What is expected:
Copy each line in which the string "mais" occurs.

Stored records:
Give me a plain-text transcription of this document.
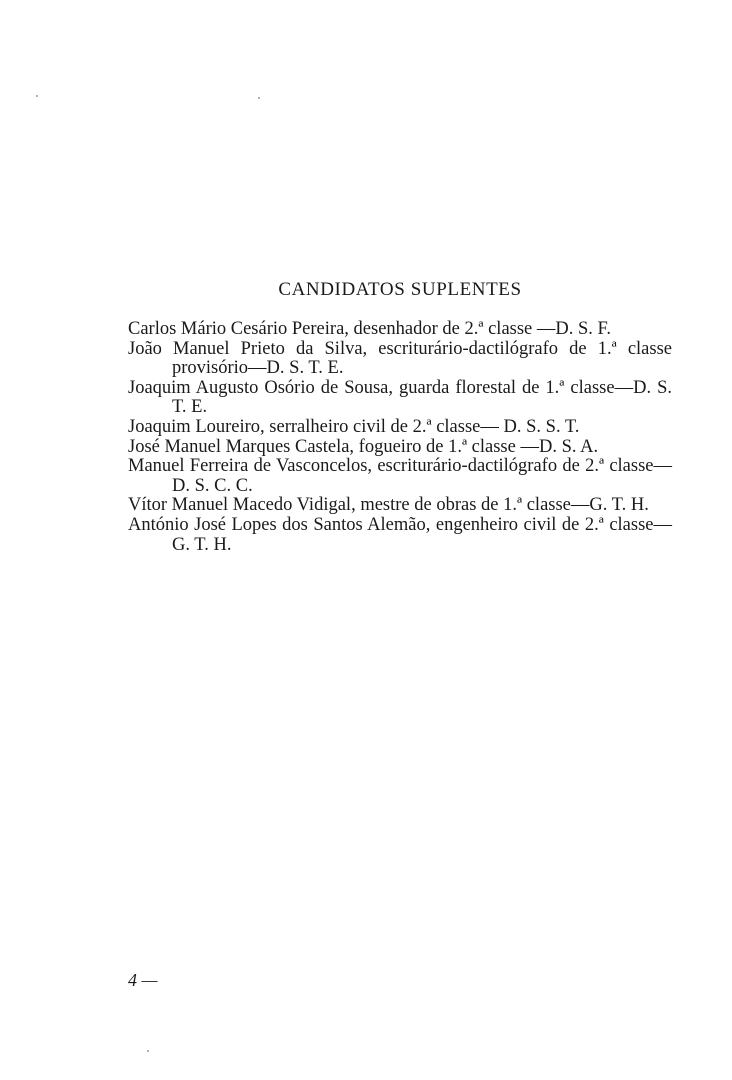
CANDIDATOS SUPLENTES
Carlos Mário Cesário Pereira, desenhador de 2.ª classe —D. S. F.
João Manuel Prieto da Silva, escriturário-dactilógrafo de 1.ª classe provisório—D. S. T. E.
Joaquim Augusto Osório de Sousa, guarda florestal de 1.ª classe—D. S. T. E.
Joaquim Loureiro, serralheiro civil de 2.ª classe— D. S. S. T.
José Manuel Marques Castela, fogueiro de 1.ª classe —D. S. A.
Manuel Ferreira de Vasconcelos, escriturário-dactilógrafo de 2.ª classe—D. S. C. C.
Vítor Manuel Macedo Vidigal, mestre de obras de 1.ª classe—G. T. H.
António José Lopes dos Santos Alemão, engenheiro civil de 2.ª classe—G. T. H.

4 —
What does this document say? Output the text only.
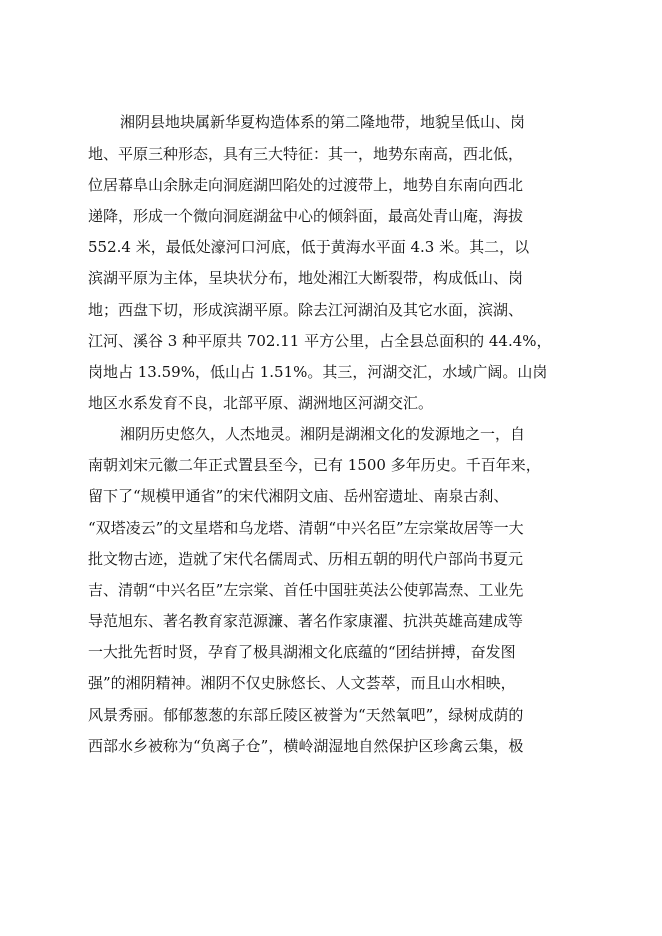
湘阴县地块属新华夏构造体系的第二隆地带，地貌呈低山、岗
地、平原三种形态，具有三大特征：其一，地势东南高，西北低，
位居幕阜山余脉走向洞庭湖凹陷处的过渡带上，地势自东南向西北
递降，形成一个微向洞庭湖盆中心的倾斜面，最高处青山庵，海拔
552.4 米，最低处濠河口河底，低于黄海水平面 4.3 米。其二，以
滨湖平原为主体，呈块状分布，地处湘江大断裂带，构成低山、岗
地；西盘下切，形成滨湖平原。除去江河湖泊及其它水面，滨湖、
江河、溪谷 3 种平原共 702.11 平方公里，占全县总面积的 44.4%，
岗地占 13.59%，低山占 1.51%。其三，河湖交汇，水域广阔。山岗
地区水系发育不良，北部平原、湖洲地区河湖交汇。
湘阴历史悠久，人杰地灵。湘阴是湖湘文化的发源地之一，自
南朝刘宋元徽二年正式置县至今，已有 1500 多年历史。千百年来，
留下了“规模甲通省”的宋代湘阴文庙、岳州窑遗址、南泉古刹、
“双塔凌云”的文星塔和乌龙塔、清朝“中兴名臣”左宗棠故居等一大
批文物古迹，造就了宋代名儒周式、历相五朝的明代户部尚书夏元
吉、清朝“中兴名臣”左宗棠、首任中国驻英法公使郭嵩焘、工业先
导范旭东、著名教育家范源濂、著名作家康濯、抗洪英雄高建成等
一大批先哲时贤，孕育了极具湖湘文化底蕴的“团结拼搏，奋发图
强”的湘阴精神。湘阴不仅史脉悠长、人文荟萃，而且山水相映，
风景秀丽。郁郁葱葱的东部丘陵区被誉为“天然氧吧”，绿树成荫的
西部水乡被称为“负离子仓”，横岭湖湿地自然保护区珍禽云集，极
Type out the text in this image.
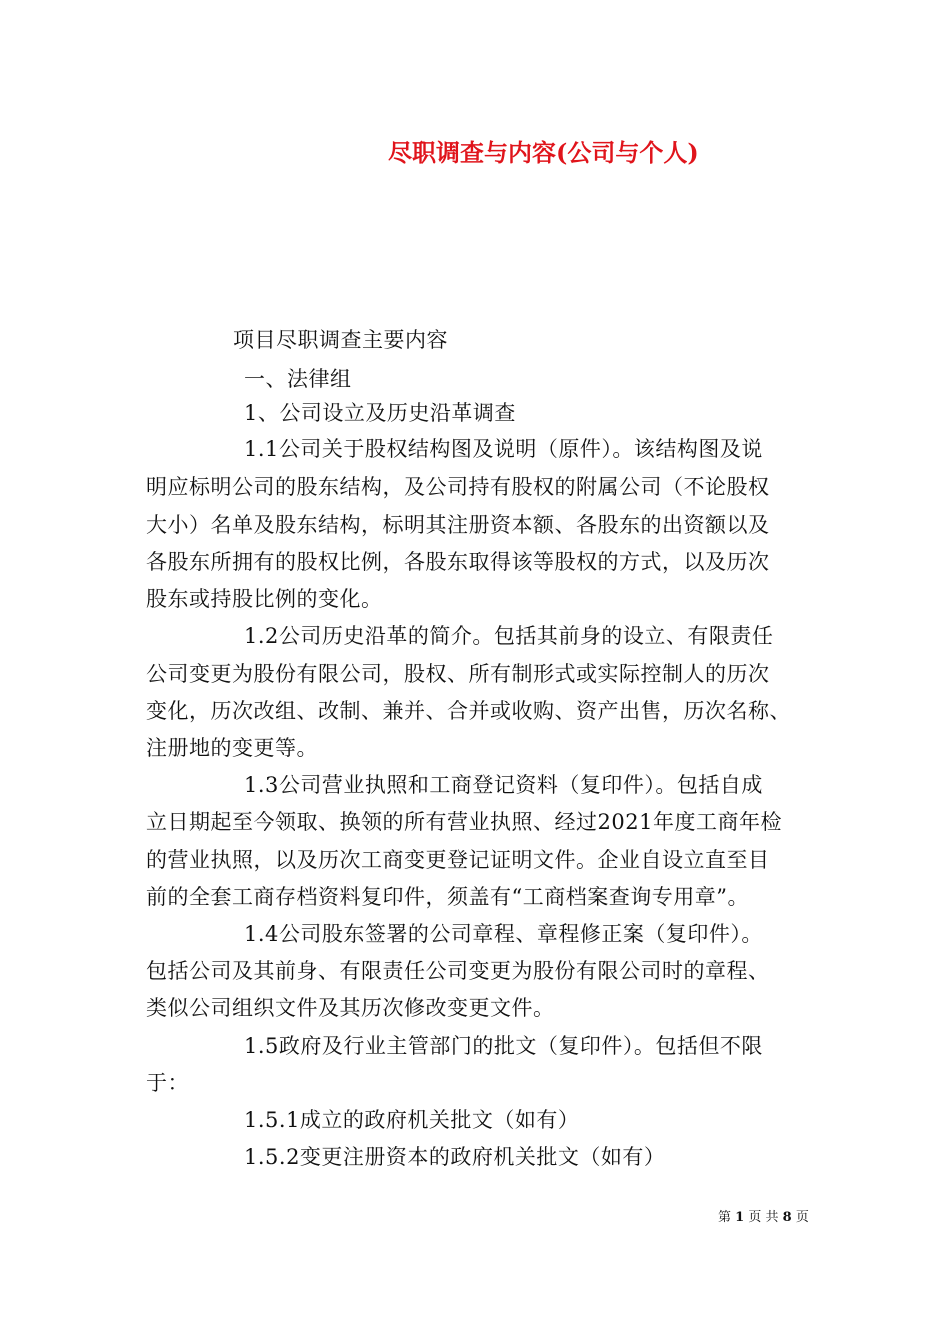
尽职调查与内容(公司与个人)
项目尽职调查主要内容
一、法律组
1、公司设立及历史沿革调查
1.1公司关于股权结构图及说明（原件）。该结构图及说
明应标明公司的股东结构，及公司持有股权的附属公司（不论股权
大小）名单及股东结构，标明其注册资本额、各股东的出资额以及
各股东所拥有的股权比例，各股东取得该等股权的方式，以及历次
股东或持股比例的变化。
1.2公司历史沿革的简介。包括其前身的设立、有限责任
公司变更为股份有限公司，股权、所有制形式或实际控制人的历次
变化，历次改组、改制、兼并、合并或收购、资产出售，历次名称、
注册地的变更等。
1.3公司营业执照和工商登记资料（复印件）。包括自成
立日期起至今领取、换领的所有营业执照、经过2021年度工商年检
的营业执照，以及历次工商变更登记证明文件。企业自设立直至目
前的全套工商存档资料复印件，须盖有“工商档案查询专用章”。
1.4公司股东签署的公司章程、章程修正案（复印件）。
包括公司及其前身、有限责任公司变更为股份有限公司时的章程、
类似公司组织文件及其历次修改变更文件。
1.5政府及行业主管部门的批文（复印件）。包括但不限
于：
1.5.1成立的政府机关批文（如有）
1.5.2变更注册资本的政府机关批文（如有）
第 1 页 共 8 页
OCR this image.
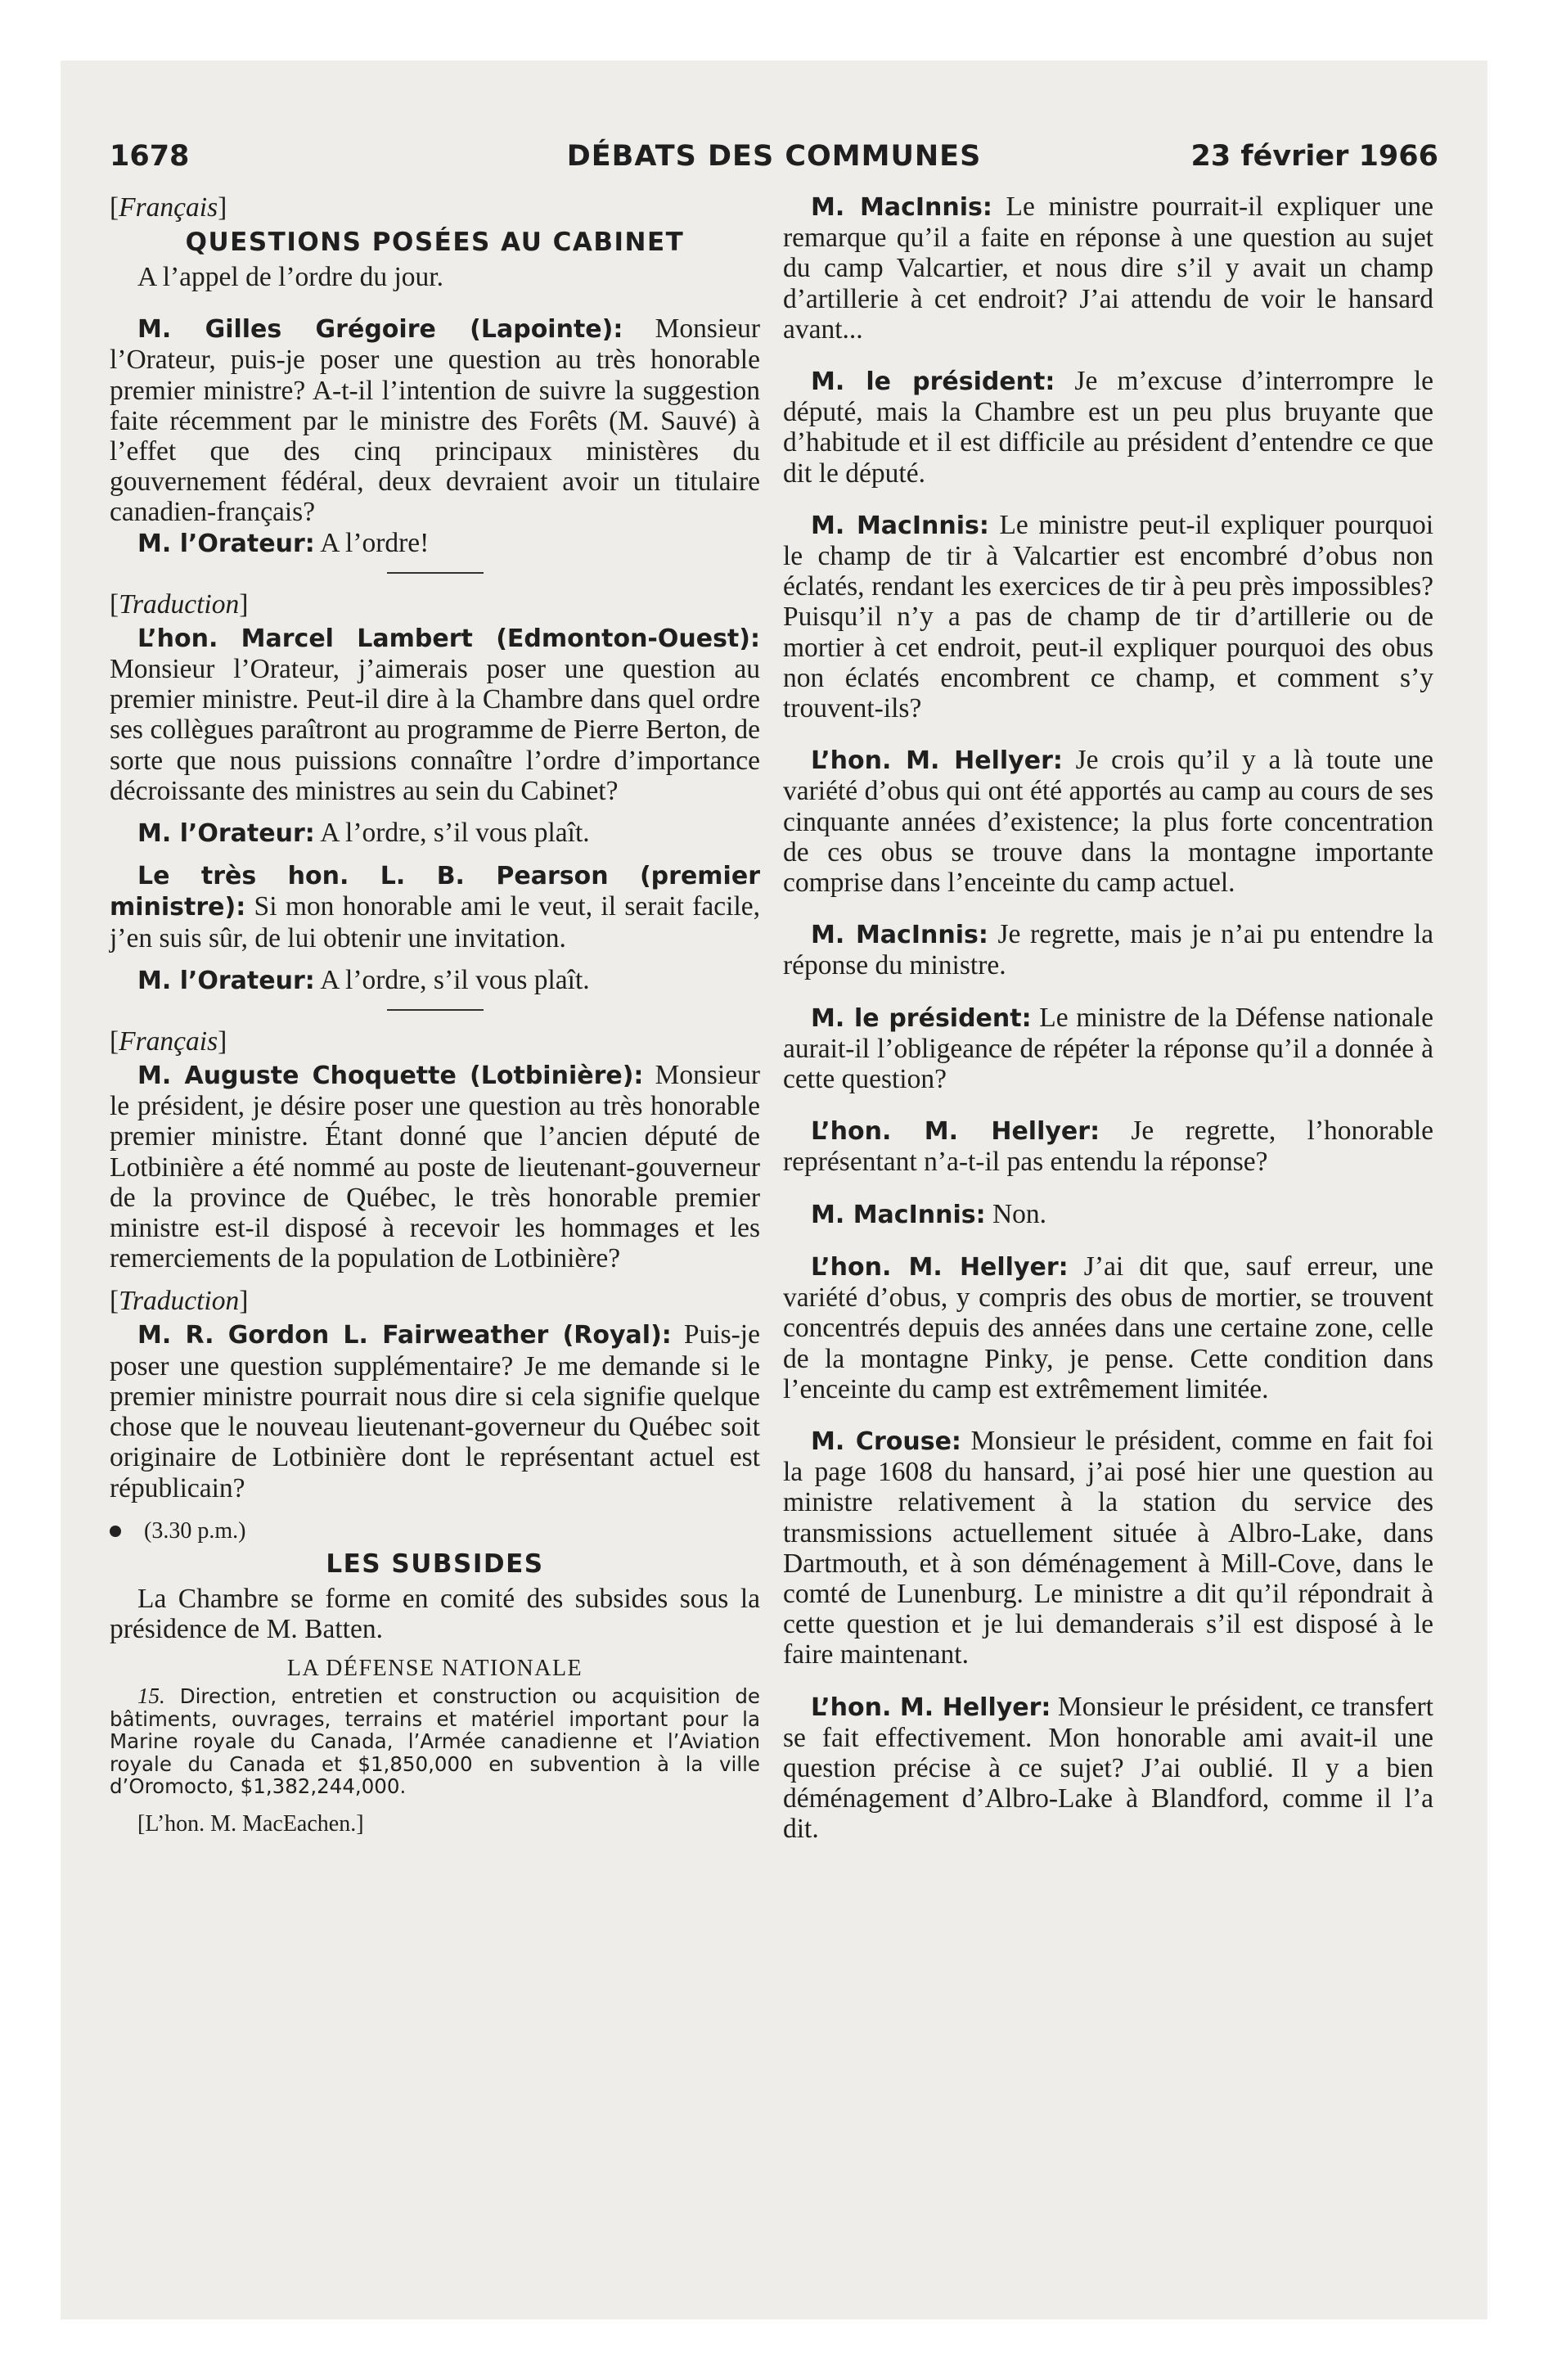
1678	DÉBATS DES COMMUNES	23 février 1966

[Français]

QUESTIONS POSÉES AU CABINET

A l’appel de l’ordre du jour.

M. Gilles Grégoire (Lapointe): Monsieur l’Orateur, puis-je poser une question au très honorable premier ministre? A-t-il l’intention de suivre la suggestion faite récemment par le ministre des Forêts (M. Sauvé) à l’effet que des cinq principaux ministères du gouvernement fédéral, deux devraient avoir un titulaire canadien-français?

M. l’Orateur: A l’ordre!

[Traduction]

L’hon. Marcel Lambert (Edmonton-Ouest): Monsieur l’Orateur, j’aimerais poser une question au premier ministre. Peut-il dire à la Chambre dans quel ordre ses collègues paraîtront au programme de Pierre Berton, de sorte que nous puissions connaître l’ordre d’importance décroissante des ministres au sein du Cabinet?

M. l’Orateur: A l’ordre, s’il vous plaît.

Le très hon. L. B. Pearson (premier ministre): Si mon honorable ami le veut, il serait facile, j’en suis sûr, de lui obtenir une invitation.

M. l’Orateur: A l’ordre, s’il vous plaît.

[Français]

M. Auguste Choquette (Lotbinière): Monsieur le président, je désire poser une question au très honorable premier ministre. Étant donné que l’ancien député de Lotbinière a été nommé au poste de lieutenant-gouverneur de la province de Québec, le très honorable premier ministre est-il disposé à recevoir les hommages et les remerciements de la population de Lotbinière?

[Traduction]

M. R. Gordon L. Fairweather (Royal): Puis-je poser une question supplémentaire? Je me demande si le premier ministre pourrait nous dire si cela signifie quelque chose que le nouveau lieutenant-governeur du Québec soit originaire de Lotbinière dont le représentant actuel est républicain?

(3.30 p.m.)

LES SUBSIDES

La Chambre se forme en comité des subsides sous la présidence de M. Batten.

LA DÉFENSE NATIONALE

15. Direction, entretien et construction ou acquisition de bâtiments, ouvrages, terrains et matériel important pour la Marine royale du Canada, l’Armée canadienne et l’Aviation royale du Canada et $1,850,000 en subvention à la ville d’Oromocto, $1,382,244,000.

[L’hon. M. MacEachen.]

M. MacInnis: Le ministre pourrait-il expliquer une remarque qu’il a faite en réponse à une question au sujet du camp Valcartier, et nous dire s’il y avait un champ d’artillerie à cet endroit? J’ai attendu de voir le hansard avant...

M. le président: Je m’excuse d’interrompre le député, mais la Chambre est un peu plus bruyante que d’habitude et il est difficile au président d’entendre ce que dit le député.

M. MacInnis: Le ministre peut-il expliquer pourquoi le champ de tir à Valcartier est encombré d’obus non éclatés, rendant les exercices de tir à peu près impossibles? Puisqu’il n’y a pas de champ de tir d’artillerie ou de mortier à cet endroit, peut-il expliquer pourquoi des obus non éclatés encombrent ce champ, et comment s’y trouvent-ils?

L’hon. M. Hellyer: Je crois qu’il y a là toute une variété d’obus qui ont été apportés au camp au cours de ses cinquante années d’existence; la plus forte concentration de ces obus se trouve dans la montagne importante comprise dans l’enceinte du camp actuel.

M. MacInnis: Je regrette, mais je n’ai pu entendre la réponse du ministre.

M. le président: Le ministre de la Défense nationale aurait-il l’obligeance de répéter la réponse qu’il a donnée à cette question?

L’hon. M. Hellyer: Je regrette, l’honorable représentant n’a-t-il pas entendu la réponse?

M. MacInnis: Non.

L’hon. M. Hellyer: J’ai dit que, sauf erreur, une variété d’obus, y compris des obus de mortier, se trouvent concentrés depuis des années dans une certaine zone, celle de la montagne Pinky, je pense. Cette condition dans l’enceinte du camp est extrêmement limitée.

M. Crouse: Monsieur le président, comme en fait foi la page 1608 du hansard, j’ai posé hier une question au ministre relativement à la station du service des transmissions actuellement située à Albro-Lake, dans Dartmouth, et à son déménagement à Mill-Cove, dans le comté de Lunenburg. Le ministre a dit qu’il répondrait à cette question et je lui demanderais s’il est disposé à le faire maintenant.

L’hon. M. Hellyer: Monsieur le président, ce transfert se fait effectivement. Mon honorable ami avait-il une question précise à ce sujet? J’ai oublié. Il y a bien déménagement d’Albro-Lake à Blandford, comme il l’a dit.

Correct output:
M. le président: Je m’excuse d’interrompre le député, mais la Chambre est un peu plus bruyante que d’habitude et il est difficile au président d’entendre ce que dit le député.
M. MacInnis: Je regrette, mais je n’ai pu entendre la réponse du ministre.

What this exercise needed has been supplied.